**What you need to do:** Copy the entries below exactly. Images do not belong in the copy.

**Given data:**
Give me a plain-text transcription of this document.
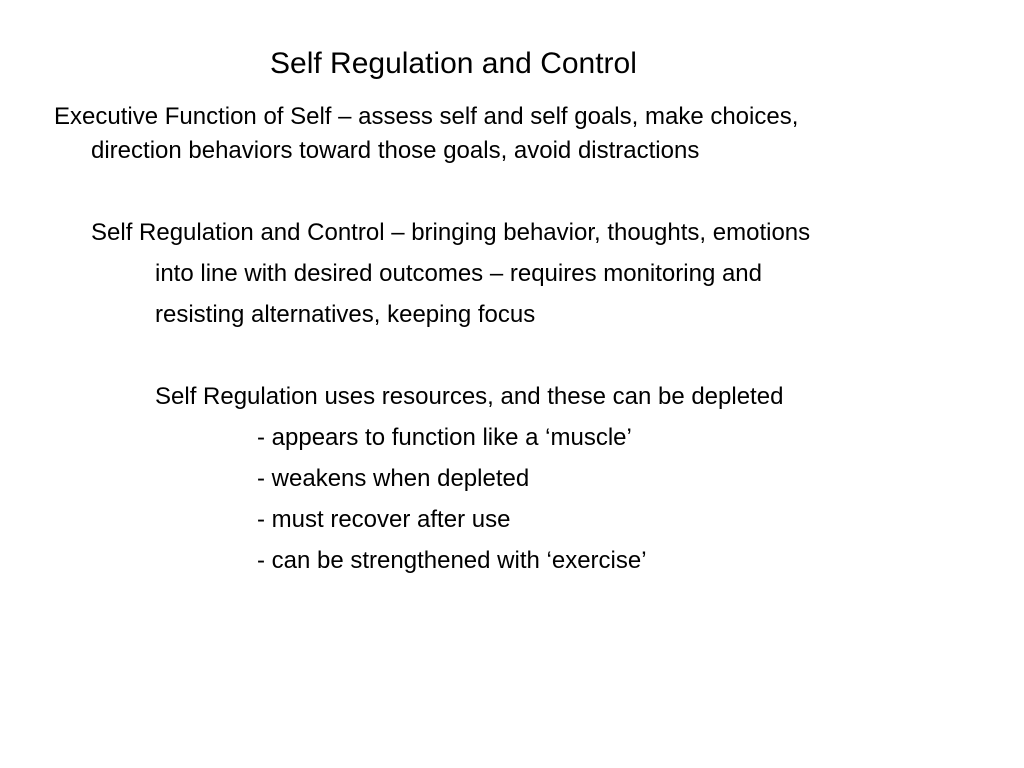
Self Regulation and Control
Executive Function of Self – assess self and self goals, make choices,
direction behaviors toward those goals, avoid distractions
Self Regulation and Control – bringing behavior, thoughts, emotions
into line with desired outcomes – requires monitoring and
resisting alternatives, keeping focus
Self Regulation uses resources, and these can be depleted
- appears to function like a ‘muscle’
- weakens when depleted
- must recover after use
- can be strengthened with ‘exercise’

**The reply:**
Give me a plain-text transcription of this document.
Self Regulation and Control
Executive Function of Self – assess self and self goals, make choices,
direction behaviors toward those goals, avoid distractions
Self Regulation and Control – bringing behavior, thoughts, emotions
into line with desired outcomes – requires monitoring and
resisting alternatives, keeping focus
Self Regulation uses resources, and these can be depleted
- appears to function like a ‘muscle’
- weakens when depleted
- must recover after use
- can be strengthened with ‘exercise’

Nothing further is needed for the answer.